Update every record so that "bounding boxes" reads "bounding rectangles", keeping all other wording the same. Leave the pictures out of your copy.

* START Data in this exercise *

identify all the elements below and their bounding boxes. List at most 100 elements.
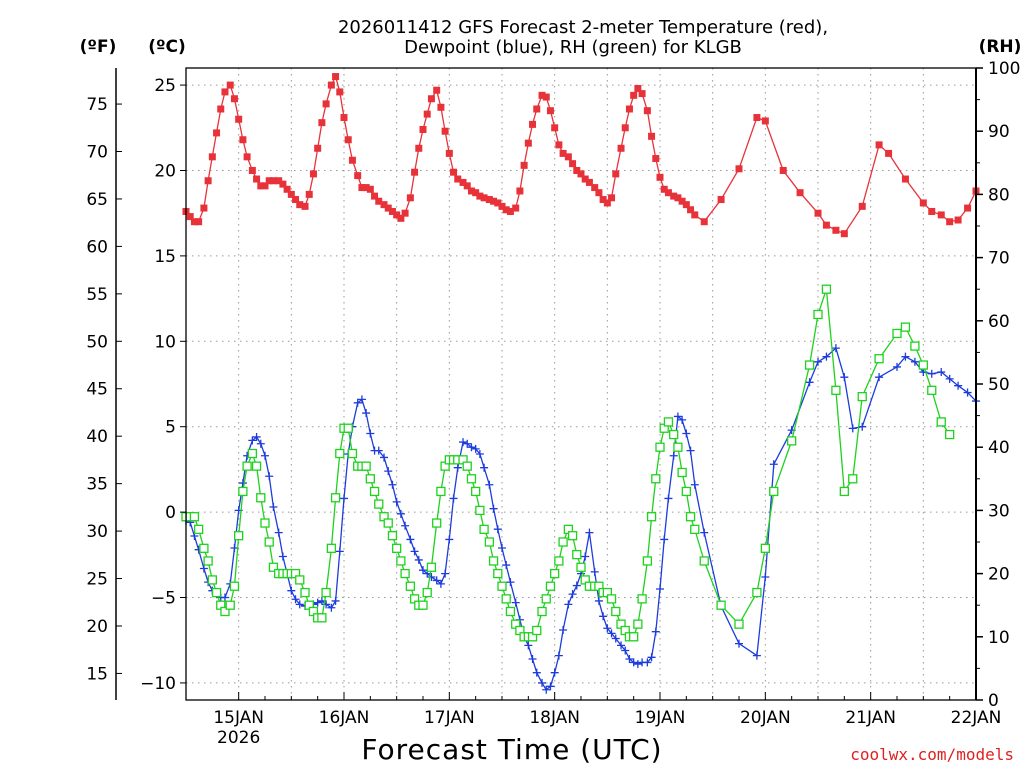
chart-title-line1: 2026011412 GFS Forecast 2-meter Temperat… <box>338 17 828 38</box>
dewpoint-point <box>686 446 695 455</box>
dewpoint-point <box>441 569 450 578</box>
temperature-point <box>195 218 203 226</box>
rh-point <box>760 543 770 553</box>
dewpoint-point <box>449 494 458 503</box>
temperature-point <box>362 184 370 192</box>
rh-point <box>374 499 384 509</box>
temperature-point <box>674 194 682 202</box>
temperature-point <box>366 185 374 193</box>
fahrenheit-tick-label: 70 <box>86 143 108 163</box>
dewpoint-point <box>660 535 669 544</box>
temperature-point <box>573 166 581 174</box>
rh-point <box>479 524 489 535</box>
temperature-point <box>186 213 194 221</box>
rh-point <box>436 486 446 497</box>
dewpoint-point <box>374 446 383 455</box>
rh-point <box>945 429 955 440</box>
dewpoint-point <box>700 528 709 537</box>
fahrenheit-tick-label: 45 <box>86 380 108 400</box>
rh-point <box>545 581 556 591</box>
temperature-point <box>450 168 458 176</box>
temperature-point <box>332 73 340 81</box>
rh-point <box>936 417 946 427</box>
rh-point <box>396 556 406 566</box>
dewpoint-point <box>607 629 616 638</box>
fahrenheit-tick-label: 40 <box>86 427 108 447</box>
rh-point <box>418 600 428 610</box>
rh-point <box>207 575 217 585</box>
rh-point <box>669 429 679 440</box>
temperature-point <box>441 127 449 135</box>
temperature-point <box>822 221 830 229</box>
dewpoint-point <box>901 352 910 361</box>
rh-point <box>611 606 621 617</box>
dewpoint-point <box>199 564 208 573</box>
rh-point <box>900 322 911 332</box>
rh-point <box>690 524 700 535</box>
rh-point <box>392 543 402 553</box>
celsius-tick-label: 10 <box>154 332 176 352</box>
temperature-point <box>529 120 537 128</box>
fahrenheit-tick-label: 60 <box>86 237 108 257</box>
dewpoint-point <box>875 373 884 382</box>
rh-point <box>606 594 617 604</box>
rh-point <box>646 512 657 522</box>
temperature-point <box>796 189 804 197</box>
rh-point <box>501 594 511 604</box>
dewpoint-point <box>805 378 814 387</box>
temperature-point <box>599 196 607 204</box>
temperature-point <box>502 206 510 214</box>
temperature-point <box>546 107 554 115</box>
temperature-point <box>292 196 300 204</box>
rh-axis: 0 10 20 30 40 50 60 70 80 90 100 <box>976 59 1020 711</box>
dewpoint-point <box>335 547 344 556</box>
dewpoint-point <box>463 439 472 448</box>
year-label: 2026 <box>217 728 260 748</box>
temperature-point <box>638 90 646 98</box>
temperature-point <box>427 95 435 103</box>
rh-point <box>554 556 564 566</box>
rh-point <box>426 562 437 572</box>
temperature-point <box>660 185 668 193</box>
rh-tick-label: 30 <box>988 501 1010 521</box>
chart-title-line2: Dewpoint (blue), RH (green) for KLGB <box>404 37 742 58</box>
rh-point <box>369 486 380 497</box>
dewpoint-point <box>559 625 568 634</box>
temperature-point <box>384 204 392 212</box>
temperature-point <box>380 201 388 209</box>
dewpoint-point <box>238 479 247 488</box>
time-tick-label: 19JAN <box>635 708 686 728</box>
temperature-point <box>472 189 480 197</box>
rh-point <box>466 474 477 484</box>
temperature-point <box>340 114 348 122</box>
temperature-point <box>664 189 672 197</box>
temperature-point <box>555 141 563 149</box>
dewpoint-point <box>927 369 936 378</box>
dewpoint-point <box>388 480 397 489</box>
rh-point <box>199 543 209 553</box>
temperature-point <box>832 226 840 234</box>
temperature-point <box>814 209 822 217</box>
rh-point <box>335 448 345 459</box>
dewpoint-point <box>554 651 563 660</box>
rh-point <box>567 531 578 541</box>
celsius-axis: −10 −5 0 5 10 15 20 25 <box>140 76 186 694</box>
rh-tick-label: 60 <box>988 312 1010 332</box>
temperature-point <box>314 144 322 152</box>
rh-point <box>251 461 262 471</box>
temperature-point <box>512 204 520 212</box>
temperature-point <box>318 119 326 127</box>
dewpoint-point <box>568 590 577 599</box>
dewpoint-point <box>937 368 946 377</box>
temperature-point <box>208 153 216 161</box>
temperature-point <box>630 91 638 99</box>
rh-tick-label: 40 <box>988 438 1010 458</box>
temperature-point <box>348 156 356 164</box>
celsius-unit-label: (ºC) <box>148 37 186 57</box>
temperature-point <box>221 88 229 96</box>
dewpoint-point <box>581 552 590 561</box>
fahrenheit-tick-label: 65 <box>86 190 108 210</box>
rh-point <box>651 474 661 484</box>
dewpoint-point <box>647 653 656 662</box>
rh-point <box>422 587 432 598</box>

* END Data in this exercise *

Solved problem:
identify all the elements below and their bounding rectangles. List at most 100 elements.
chart-title-line1: 2026011412 GFS Forecast 2-meter Temperat… <box>338 17 828 38</box>
dewpoint-point <box>686 446 695 455</box>
dewpoint-point <box>441 569 450 578</box>
temperature-point <box>195 218 203 226</box>
rh-point <box>760 543 770 553</box>
dewpoint-point <box>449 494 458 503</box>
temperature-point <box>362 184 370 192</box>
rh-point <box>374 499 384 509</box>
temperature-point <box>674 194 682 202</box>
temperature-point <box>366 185 374 193</box>
fahrenheit-tick-label: 70 <box>86 143 108 163</box>
dewpoint-point <box>660 535 669 544</box>
temperature-point <box>573 166 581 174</box>
rh-point <box>479 524 489 535</box>
temperature-point <box>186 213 194 221</box>
rh-point <box>436 486 446 497</box>
dewpoint-point <box>374 446 383 455</box>
rh-point <box>945 429 955 440</box>
dewpoint-point <box>700 528 709 537</box>
fahrenheit-tick-label: 45 <box>86 380 108 400</box>
rh-point <box>545 581 556 591</box>
temperature-point <box>450 168 458 176</box>
temperature-point <box>332 73 340 81</box>
rh-point <box>936 417 946 427</box>
rh-point <box>396 556 406 566</box>
dewpoint-point <box>607 629 616 638</box>
fahrenheit-tick-label: 40 <box>86 427 108 447</box>
rh-point <box>418 600 428 610</box>
rh-point <box>207 575 217 585</box>
rh-point <box>669 429 679 440</box>
temperature-point <box>441 127 449 135</box>
temperature-point <box>822 221 830 229</box>
dewpoint-point <box>901 352 910 361</box>
rh-point <box>611 606 621 617</box>
dewpoint-point <box>199 564 208 573</box>
rh-point <box>900 322 911 332</box>
rh-point <box>690 524 700 535</box>
rh-point <box>392 543 402 553</box>
celsius-tick-label: 10 <box>154 332 176 352</box>
temperature-point <box>529 120 537 128</box>
fahrenheit-tick-label: 60 <box>86 237 108 257</box>
dewpoint-point <box>875 373 884 382</box>
rh-point <box>606 594 617 604</box>
rh-point <box>646 512 657 522</box>
temperature-point <box>796 189 804 197</box>
rh-point <box>501 594 511 604</box>
dewpoint-point <box>805 378 814 387</box>
temperature-point <box>599 196 607 204</box>
temperature-point <box>502 206 510 214</box>
temperature-point <box>546 107 554 115</box>
temperature-point <box>292 196 300 204</box>
rh-axis: 0 10 20 30 40 50 60 70 80 90 100 <box>976 59 1020 711</box>
dewpoint-point <box>335 547 344 556</box>
dewpoint-point <box>463 439 472 448</box>
year-label: 2026 <box>217 728 260 748</box>
temperature-point <box>638 90 646 98</box>
temperature-point <box>427 95 435 103</box>
rh-point <box>554 556 564 566</box>
rh-point <box>426 562 437 572</box>
temperature-point <box>660 185 668 193</box>
rh-tick-label: 30 <box>988 501 1010 521</box>
chart-title-line2: Dewpoint (blue), RH (green) for KLGB <box>404 37 742 58</box>
rh-point <box>369 486 380 497</box>
dewpoint-point <box>559 625 568 634</box>
temperature-point <box>384 204 392 212</box>
temperature-point <box>380 201 388 209</box>
dewpoint-point <box>238 479 247 488</box>
time-tick-label: 19JAN <box>635 708 686 728</box>
temperature-point <box>472 189 480 197</box>
rh-point <box>466 474 477 484</box>
temperature-point <box>340 114 348 122</box>
temperature-point <box>664 189 672 197</box>
temperature-point <box>555 141 563 149</box>
dewpoint-point <box>927 369 936 378</box>
dewpoint-point <box>388 480 397 489</box>
rh-point <box>199 543 209 553</box>
temperature-point <box>832 226 840 234</box>
temperature-point <box>814 209 822 217</box>
rh-point <box>335 448 345 459</box>
dewpoint-point <box>554 651 563 660</box>
rh-point <box>567 531 578 541</box>
celsius-axis: −10 −5 0 5 10 15 20 25 <box>140 76 186 694</box>
rh-tick-label: 60 <box>988 312 1010 332</box>
temperature-point <box>314 144 322 152</box>
rh-point <box>251 461 262 471</box>
temperature-point <box>512 204 520 212</box>
temperature-point <box>318 119 326 127</box>
dewpoint-point <box>568 590 577 599</box>
dewpoint-point <box>937 368 946 377</box>
temperature-point <box>208 153 216 161</box>
temperature-point <box>630 91 638 99</box>
rh-tick-label: 40 <box>988 438 1010 458</box>
temperature-point <box>348 156 356 164</box>
celsius-unit-label: (ºC) <box>148 37 186 57</box>
temperature-point <box>221 88 229 96</box>
dewpoint-point <box>581 552 590 561</box>
fahrenheit-tick-label: 65 <box>86 190 108 210</box>
rh-point <box>651 474 661 484</box>
dewpoint-point <box>647 653 656 662</box>
rh-point <box>422 587 432 598</box>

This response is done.